START STORED DATA

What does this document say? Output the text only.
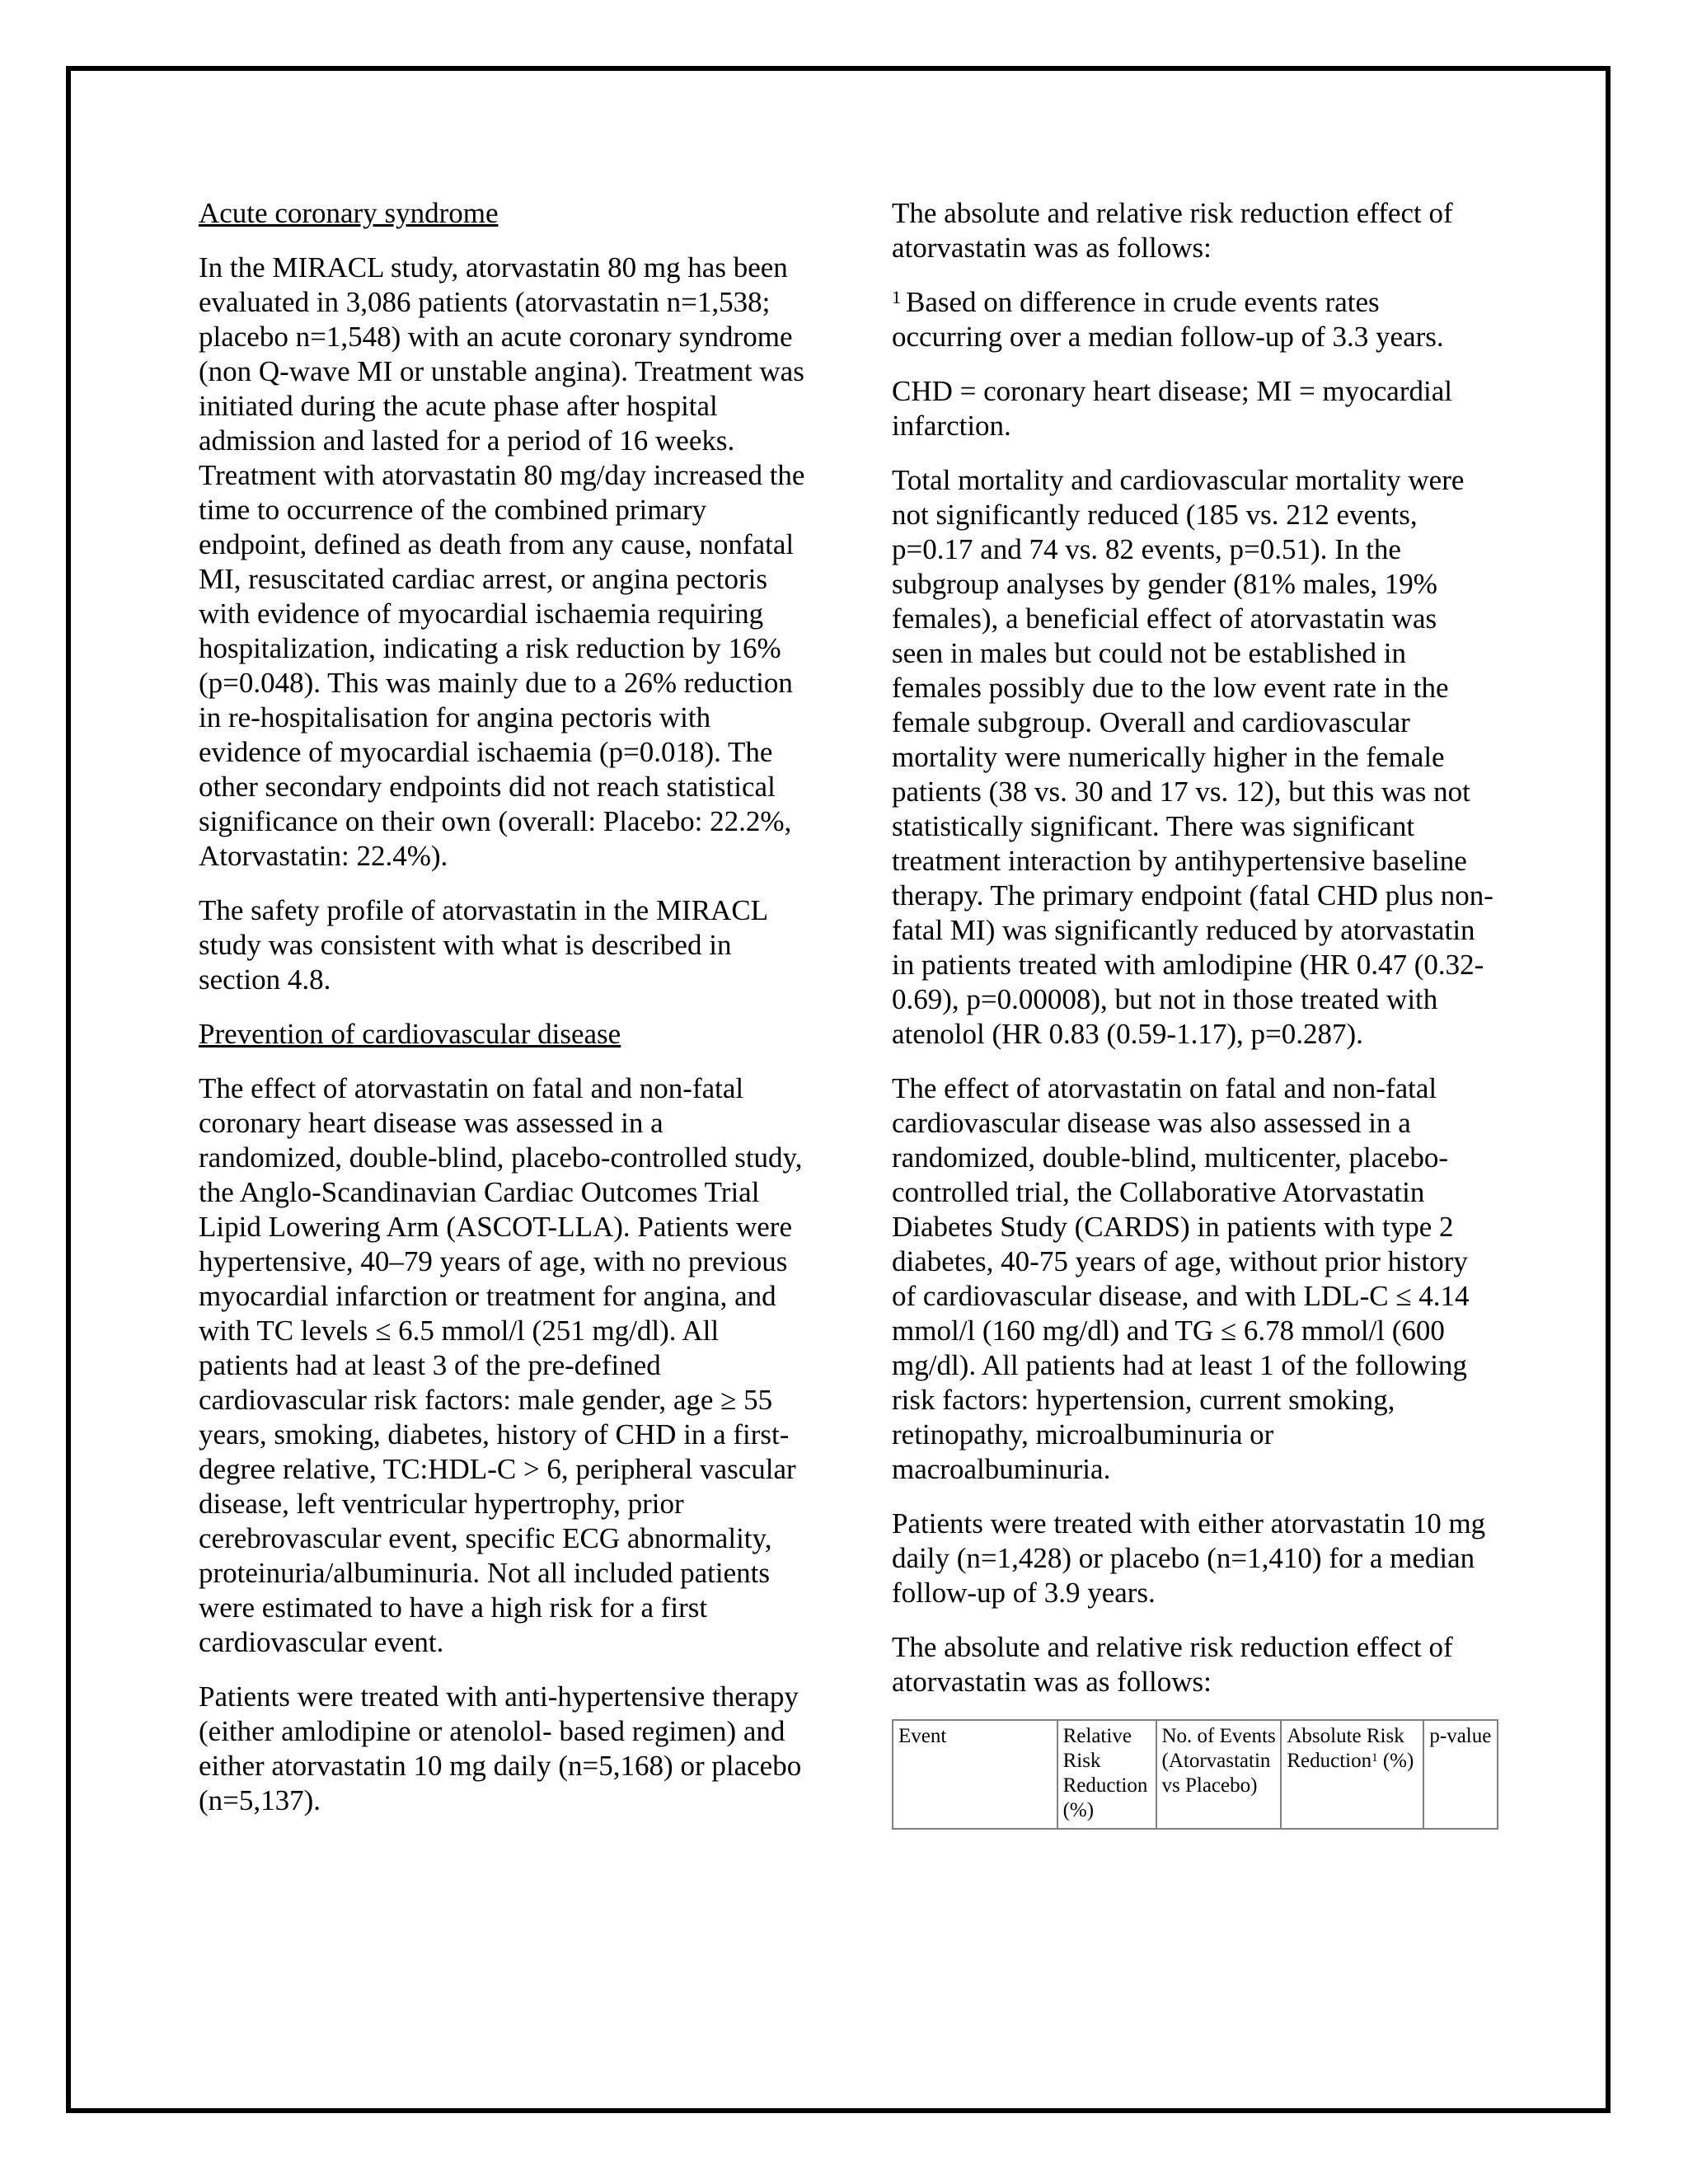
Acute coronary syndrome

In the MIRACL study, atorvastatin 80 mg has been evaluated in 3,086 patients (atorvastatin n=1,538; placebo n=1,548) with an acute coronary syndrome (non Q-wave MI or unstable angina). Treatment was initiated during the acute phase after hospital admission and lasted for a period of 16 weeks. Treatment with atorvastatin 80 mg/day increased the time to occurrence of the combined primary endpoint, defined as death from any cause, nonfatal MI, resuscitated cardiac arrest, or angina pectoris with evidence of myocardial ischaemia requiring hospitalization, indicating a risk reduction by 16% (p=0.048). This was mainly due to a 26% reduction in re-hospitalisation for angina pectoris with evidence of myocardial ischaemia (p=0.018). The other secondary endpoints did not reach statistical significance on their own (overall: Placebo: 22.2%, Atorvastatin: 22.4%).

The safety profile of atorvastatin in the MIRACL study was consistent with what is described in section 4.8.

Prevention of cardiovascular disease

The effect of atorvastatin on fatal and non-fatal coronary heart disease was assessed in a randomized, double-blind, placebo-controlled study, the Anglo-Scandinavian Cardiac Outcomes Trial Lipid Lowering Arm (ASCOT-LLA). Patients were hypertensive, 40–79 years of age, with no previous myocardial infarction or treatment for angina, and with TC levels ≤ 6.5 mmol/l (251 mg/dl). All patients had at least 3 of the pre-defined cardiovascular risk factors: male gender, age ≥ 55 years, smoking, diabetes, history of CHD in a first-degree relative, TC:HDL-C > 6, peripheral vascular disease, left ventricular hypertrophy, prior cerebrovascular event, specific ECG abnormality, proteinuria/albuminuria. Not all included patients were estimated to have a high risk for a first cardiovascular event.

Patients were treated with anti-hypertensive therapy (either amlodipine or atenolol- based regimen) and either atorvastatin 10 mg daily (n=5,168) or placebo (n=5,137).

The absolute and relative risk reduction effect of atorvastatin was as follows:

$^1$ Based on difference in crude events rates occurring over a median follow-up of 3.3 years.

CHD = coronary heart disease; MI = myocardial infarction.

Total mortality and cardiovascular mortality were not significantly reduced (185 vs. 212 events, p=0.17 and 74 vs. 82 events, p=0.51). In the subgroup analyses by gender (81% males, 19% females), a beneficial effect of atorvastatin was seen in males but could not be established in females possibly due to the low event rate in the female subgroup. Overall and cardiovascular mortality were numerically higher in the female patients (38 vs. 30 and 17 vs. 12), but this was not statistically significant. There was significant treatment interaction by antihypertensive baseline therapy. The primary endpoint (fatal CHD plus non-fatal MI) was significantly reduced by atorvastatin in patients treated with amlodipine (HR 0.47 (0.32-0.69), p=0.00008), but not in those treated with atenolol (HR 0.83 (0.59-1.17), p=0.287).

The effect of atorvastatin on fatal and non-fatal cardiovascular disease was also assessed in a randomized, double-blind, multicenter, placebo-controlled trial, the Collaborative Atorvastatin Diabetes Study (CARDS) in patients with type 2 diabetes, 40-75 years of age, without prior history of cardiovascular disease, and with LDL-C ≤ 4.14 mmol/l (160 mg/dl) and TG ≤ 6.78 mmol/l (600 mg/dl). All patients had at least 1 of the following risk factors: hypertension, current smoking, retinopathy, microalbuminuria or macroalbuminuria.

Patients were treated with either atorvastatin 10 mg daily (n=1,428) or placebo (n=1,410) for a median follow-up of 3.9 years.

The absolute and relative risk reduction effect of atorvastatin was as follows:

Event	Relative Risk Reduction (%)	No. of Events (Atorvastatin vs Placebo)	Absolute Risk Reduction$^1$ (%)	p-value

END STORED DATA

TASK TO CARRY OUT: Would you return all of the data above word for word, omitting every picture?

RESPONSE BOX:
What does this document say? Output the text only.
Acute coronary syndrome

In the MIRACL study, atorvastatin 80 mg has been evaluated in 3,086 patients (atorvastatin n=1,538; placebo n=1,548) with an acute coronary syndrome (non Q-wave MI or unstable angina). Treatment was initiated during the acute phase after hospital admission and lasted for a period of 16 weeks. Treatment with atorvastatin 80 mg/day increased the time to occurrence of the combined primary endpoint, defined as death from any cause, nonfatal MI, resuscitated cardiac arrest, or angina pectoris with evidence of myocardial ischaemia requiring hospitalization, indicating a risk reduction by 16% (p=0.048). This was mainly due to a 26% reduction in re-hospitalisation for angina pectoris with evidence of myocardial ischaemia (p=0.018). The other secondary endpoints did not reach statistical significance on their own (overall: Placebo: 22.2%, Atorvastatin: 22.4%).

The safety profile of atorvastatin in the MIRACL study was consistent with what is described in section 4.8.

Prevention of cardiovascular disease

The effect of atorvastatin on fatal and non-fatal coronary heart disease was assessed in a randomized, double-blind, placebo-controlled study, the Anglo-Scandinavian Cardiac Outcomes Trial Lipid Lowering Arm (ASCOT-LLA). Patients were hypertensive, 40–79 years of age, with no previous myocardial infarction or treatment for angina, and with TC levels ≤ 6.5 mmol/l (251 mg/dl). All patients had at least 3 of the pre-defined cardiovascular risk factors: male gender, age ≥ 55 years, smoking, diabetes, history of CHD in a first-degree relative, TC:HDL-C > 6, peripheral vascular disease, left ventricular hypertrophy, prior cerebrovascular event, specific ECG abnormality, proteinuria/albuminuria. Not all included patients were estimated to have a high risk for a first cardiovascular event.

Patients were treated with anti-hypertensive therapy (either amlodipine or atenolol- based regimen) and either atorvastatin 10 mg daily (n=5,168) or placebo (n=5,137).

The absolute and relative risk reduction effect of atorvastatin was as follows:

$^1$ Based on difference in crude events rates occurring over a median follow-up of 3.3 years.

CHD = coronary heart disease; MI = myocardial infarction.

Total mortality and cardiovascular mortality were not significantly reduced (185 vs. 212 events, p=0.17 and 74 vs. 82 events, p=0.51). In the subgroup analyses by gender (81% males, 19% females), a beneficial effect of atorvastatin was seen in males but could not be established in females possibly due to the low event rate in the female subgroup. Overall and cardiovascular mortality were numerically higher in the female patients (38 vs. 30 and 17 vs. 12), but this was not statistically significant. There was significant treatment interaction by antihypertensive baseline therapy. The primary endpoint (fatal CHD plus non-fatal MI) was significantly reduced by atorvastatin in patients treated with amlodipine (HR 0.47 (0.32-0.69), p=0.00008), but not in those treated with atenolol (HR 0.83 (0.59-1.17), p=0.287).

The effect of atorvastatin on fatal and non-fatal cardiovascular disease was also assessed in a randomized, double-blind, multicenter, placebo-controlled trial, the Collaborative Atorvastatin Diabetes Study (CARDS) in patients with type 2 diabetes, 40-75 years of age, without prior history of cardiovascular disease, and with LDL-C ≤ 4.14 mmol/l (160 mg/dl) and TG ≤ 6.78 mmol/l (600 mg/dl). All patients had at least 1 of the following risk factors: hypertension, current smoking, retinopathy, microalbuminuria or macroalbuminuria.

Patients were treated with either atorvastatin 10 mg daily (n=1,428) or placebo (n=1,410) for a median follow-up of 3.9 years.

The absolute and relative risk reduction effect of atorvastatin was as follows:

Event	Relative Risk Reduction (%)	No. of Events (Atorvastatin vs Placebo)	Absolute Risk Reduction$^1$ (%)	p-value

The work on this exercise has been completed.